[Required work]: Filter out everything except lines holding "Convert".

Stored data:
+ + +

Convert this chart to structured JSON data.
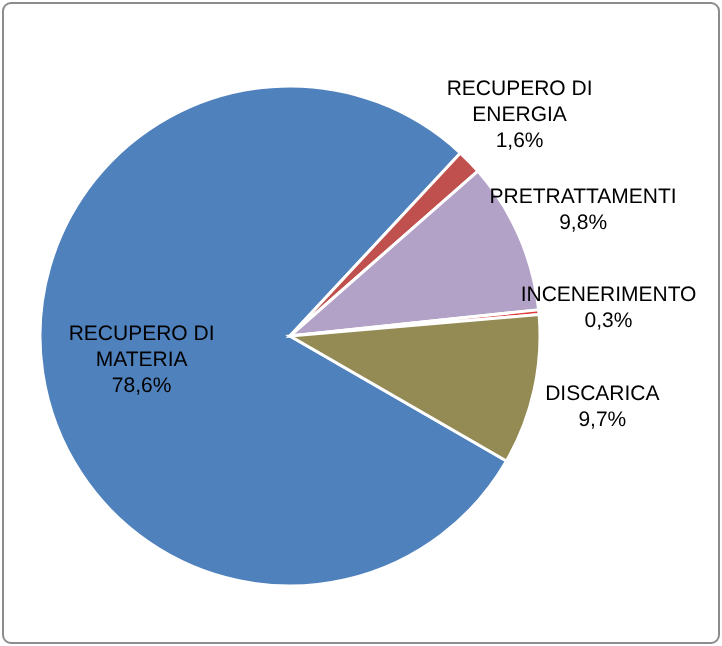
{
  "chart_data": {
    "type": "pie",
    "categories": [
      "RECUPERO DI MATERIA",
      "RECUPERO DI ENERGIA",
      "PRETRATTAMENTI",
      "INCENERIMENTO",
      "DISCARICA"
    ],
    "values": [
      78.6,
      1.6,
      9.8,
      0.3,
      9.7
    ],
    "colors": [
      "#4f81bd",
      "#c0504d",
      "#b3a2c7",
      "#e03c3c",
      "#948a54"
    ],
    "value_labels": [
      "78,6%",
      "1,6%",
      "9,8%",
      "0,3%",
      "9,7%"
    ]
  }
}
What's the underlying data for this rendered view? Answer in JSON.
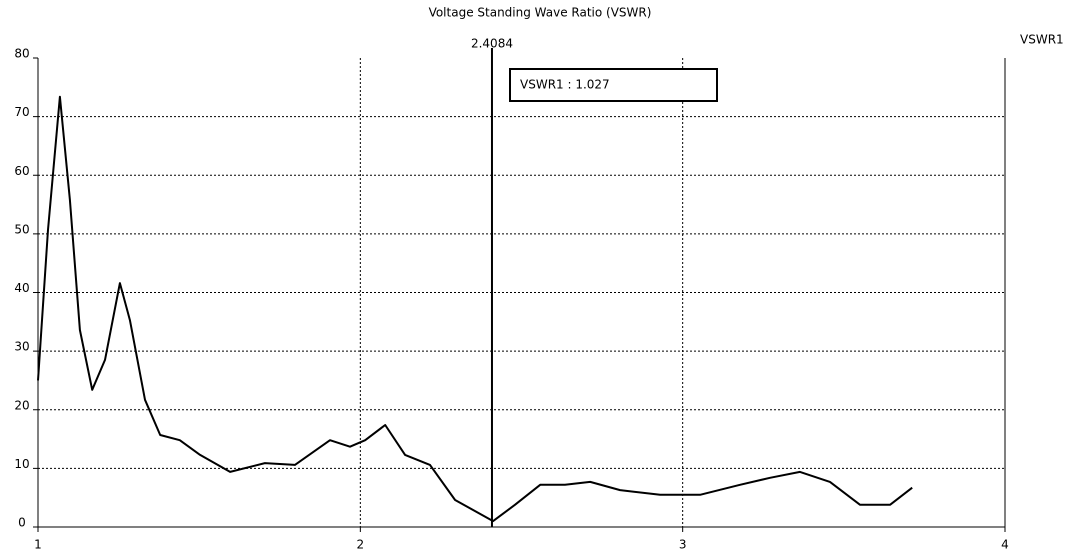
{
  "chart_data": {
    "type": "line",
    "title": "Voltage Standing Wave Ratio (VSWR)",
    "x": [
      1.0,
      1.031,
      1.068,
      1.099,
      1.13,
      1.168,
      1.208,
      1.254,
      1.285,
      1.332,
      1.379,
      1.44,
      1.503,
      1.596,
      1.704,
      1.797,
      1.906,
      1.968,
      2.015,
      2.077,
      2.139,
      2.216,
      2.294,
      2.412,
      2.48,
      2.558,
      2.635,
      2.713,
      2.806,
      2.93,
      3.054,
      3.178,
      3.271,
      3.364,
      3.457,
      3.55,
      3.644,
      3.712
    ],
    "series": [
      {
        "name": "VSWR1",
        "color": "#000000",
        "values": [
          25,
          50.7,
          73.4,
          55.8,
          33.6,
          23.4,
          28.5,
          41.6,
          35.3,
          21.7,
          15.7,
          14.8,
          12.3,
          9.4,
          10.9,
          10.6,
          14.8,
          13.7,
          14.8,
          17.4,
          12.3,
          10.6,
          4.6,
          1.0,
          3.8,
          7.2,
          7.2,
          7.7,
          6.3,
          5.5,
          5.5,
          7.2,
          8.4,
          9.4,
          7.7,
          3.8,
          3.8,
          6.7
        ]
      }
    ],
    "xlim": [
      1,
      4
    ],
    "xticks": [
      1,
      2,
      3,
      4
    ],
    "ylim": [
      0,
      80
    ],
    "yticks": [
      0,
      10,
      20,
      30,
      40,
      50,
      60,
      70,
      80
    ],
    "grid": true,
    "legend": "right",
    "marker": {
      "x": 2.4084,
      "readout": "VSWR1 : 1.027"
    }
  }
}
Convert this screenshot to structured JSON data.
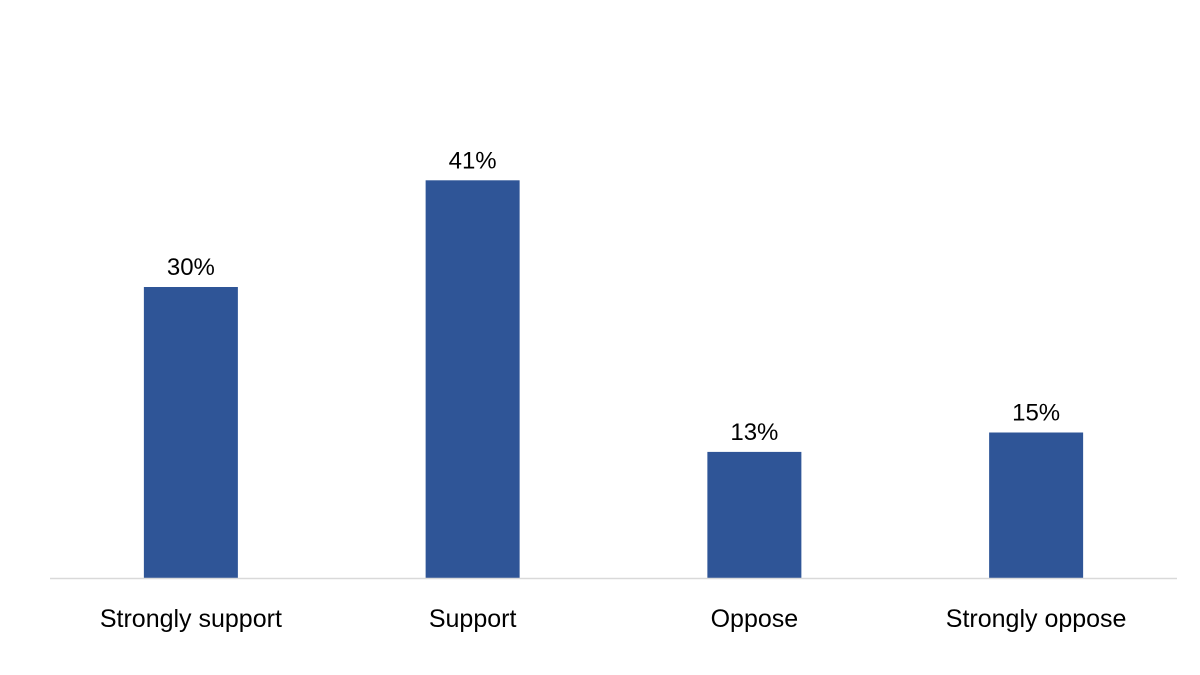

+ + +

[Solution]:
Convert this chart to structured JSON data.
Convert this screenshot to structured JSON data.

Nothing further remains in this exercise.